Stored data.
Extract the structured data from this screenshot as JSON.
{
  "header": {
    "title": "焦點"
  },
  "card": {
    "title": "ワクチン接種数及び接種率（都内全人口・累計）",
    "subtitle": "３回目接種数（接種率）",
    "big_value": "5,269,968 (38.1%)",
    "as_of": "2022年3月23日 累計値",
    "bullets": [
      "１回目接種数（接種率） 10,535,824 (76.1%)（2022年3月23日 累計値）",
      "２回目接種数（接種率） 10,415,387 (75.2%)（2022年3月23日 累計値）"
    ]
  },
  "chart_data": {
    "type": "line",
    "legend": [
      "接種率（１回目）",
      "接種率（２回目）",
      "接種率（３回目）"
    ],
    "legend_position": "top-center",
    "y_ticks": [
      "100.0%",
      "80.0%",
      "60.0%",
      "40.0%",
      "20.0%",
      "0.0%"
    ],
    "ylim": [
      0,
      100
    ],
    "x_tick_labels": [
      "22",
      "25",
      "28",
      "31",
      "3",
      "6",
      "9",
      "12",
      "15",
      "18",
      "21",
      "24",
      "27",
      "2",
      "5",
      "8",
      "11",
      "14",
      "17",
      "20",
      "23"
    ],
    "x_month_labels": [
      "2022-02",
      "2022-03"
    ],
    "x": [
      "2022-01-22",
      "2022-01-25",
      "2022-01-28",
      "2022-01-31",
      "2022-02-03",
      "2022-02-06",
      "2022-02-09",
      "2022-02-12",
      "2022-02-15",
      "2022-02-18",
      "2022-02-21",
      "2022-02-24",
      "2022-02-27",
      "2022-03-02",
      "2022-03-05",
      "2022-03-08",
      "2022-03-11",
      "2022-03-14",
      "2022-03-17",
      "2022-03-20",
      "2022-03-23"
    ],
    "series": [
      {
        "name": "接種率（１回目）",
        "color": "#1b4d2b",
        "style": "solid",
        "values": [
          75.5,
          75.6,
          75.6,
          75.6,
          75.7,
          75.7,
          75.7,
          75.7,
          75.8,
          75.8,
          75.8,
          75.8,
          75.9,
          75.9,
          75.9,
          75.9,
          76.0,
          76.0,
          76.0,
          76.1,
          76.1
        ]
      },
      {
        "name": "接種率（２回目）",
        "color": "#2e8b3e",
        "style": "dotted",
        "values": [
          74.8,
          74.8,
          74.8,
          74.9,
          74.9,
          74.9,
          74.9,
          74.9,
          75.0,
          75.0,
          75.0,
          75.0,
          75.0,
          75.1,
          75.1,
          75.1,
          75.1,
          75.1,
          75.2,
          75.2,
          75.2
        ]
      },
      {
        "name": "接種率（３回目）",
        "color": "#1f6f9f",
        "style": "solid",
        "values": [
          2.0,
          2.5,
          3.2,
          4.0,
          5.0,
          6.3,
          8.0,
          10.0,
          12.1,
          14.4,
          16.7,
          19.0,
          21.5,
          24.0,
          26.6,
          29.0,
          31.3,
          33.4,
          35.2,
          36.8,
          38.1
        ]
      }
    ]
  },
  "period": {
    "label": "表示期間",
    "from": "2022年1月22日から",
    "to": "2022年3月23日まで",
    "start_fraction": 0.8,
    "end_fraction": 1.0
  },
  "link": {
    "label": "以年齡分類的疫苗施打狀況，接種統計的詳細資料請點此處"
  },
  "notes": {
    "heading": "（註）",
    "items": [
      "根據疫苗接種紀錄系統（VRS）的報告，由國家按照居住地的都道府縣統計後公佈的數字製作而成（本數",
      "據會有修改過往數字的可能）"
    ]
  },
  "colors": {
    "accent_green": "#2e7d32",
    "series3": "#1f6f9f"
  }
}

AIM OF THE TASK.
The records above are to be copied in full, exactly as written.

FULL OUTPUT.
Extract the structured data from this screenshot as JSON.
{
  "header": {
    "title": "焦點"
  },
  "card": {
    "title": "ワクチン接種数及び接種率（都内全人口・累計）",
    "subtitle": "３回目接種数（接種率）",
    "big_value": "5,269,968 (38.1%)",
    "as_of": "2022年3月23日 累計値",
    "bullets": [
      "１回目接種数（接種率） 10,535,824 (76.1%)（2022年3月23日 累計値）",
      "２回目接種数（接種率） 10,415,387 (75.2%)（2022年3月23日 累計値）"
    ]
  },
  "chart_data": {
    "type": "line",
    "legend": [
      "接種率（１回目）",
      "接種率（２回目）",
      "接種率（３回目）"
    ],
    "legend_position": "top-center",
    "y_ticks": [
      "100.0%",
      "80.0%",
      "60.0%",
      "40.0%",
      "20.0%",
      "0.0%"
    ],
    "ylim": [
      0,
      100
    ],
    "x_tick_labels": [
      "22",
      "25",
      "28",
      "31",
      "3",
      "6",
      "9",
      "12",
      "15",
      "18",
      "21",
      "24",
      "27",
      "2",
      "5",
      "8",
      "11",
      "14",
      "17",
      "20",
      "23"
    ],
    "x_month_labels": [
      "2022-02",
      "2022-03"
    ],
    "x": [
      "2022-01-22",
      "2022-01-25",
      "2022-01-28",
      "2022-01-31",
      "2022-02-03",
      "2022-02-06",
      "2022-02-09",
      "2022-02-12",
      "2022-02-15",
      "2022-02-18",
      "2022-02-21",
      "2022-02-24",
      "2022-02-27",
      "2022-03-02",
      "2022-03-05",
      "2022-03-08",
      "2022-03-11",
      "2022-03-14",
      "2022-03-17",
      "2022-03-20",
      "2022-03-23"
    ],
    "series": [
      {
        "name": "接種率（１回目）",
        "color": "#1b4d2b",
        "style": "solid",
        "values": [
          75.5,
          75.6,
          75.6,
          75.6,
          75.7,
          75.7,
          75.7,
          75.7,
          75.8,
          75.8,
          75.8,
          75.8,
          75.9,
          75.9,
          75.9,
          75.9,
          76.0,
          76.0,
          76.0,
          76.1,
          76.1
        ]
      },
      {
        "name": "接種率（２回目）",
        "color": "#2e8b3e",
        "style": "dotted",
        "values": [
          74.8,
          74.8,
          74.8,
          74.9,
          74.9,
          74.9,
          74.9,
          74.9,
          75.0,
          75.0,
          75.0,
          75.0,
          75.0,
          75.1,
          75.1,
          75.1,
          75.1,
          75.1,
          75.2,
          75.2,
          75.2
        ]
      },
      {
        "name": "接種率（３回目）",
        "color": "#1f6f9f",
        "style": "solid",
        "values": [
          2.0,
          2.5,
          3.2,
          4.0,
          5.0,
          6.3,
          8.0,
          10.0,
          12.1,
          14.4,
          16.7,
          19.0,
          21.5,
          24.0,
          26.6,
          29.0,
          31.3,
          33.4,
          35.2,
          36.8,
          38.1
        ]
      }
    ]
  },
  "period": {
    "label": "表示期間",
    "from": "2022年1月22日から",
    "to": "2022年3月23日まで",
    "start_fraction": 0.8,
    "end_fraction": 1.0
  },
  "link": {
    "label": "以年齡分類的疫苗施打狀況，接種統計的詳細資料請點此處"
  },
  "notes": {
    "heading": "（註）",
    "items": [
      "根據疫苗接種紀錄系統（VRS）的報告，由國家按照居住地的都道府縣統計後公佈的數字製作而成（本數",
      "據會有修改過往數字的可能）"
    ]
  },
  "colors": {
    "accent_green": "#2e7d32",
    "series3": "#1f6f9f"
  }
}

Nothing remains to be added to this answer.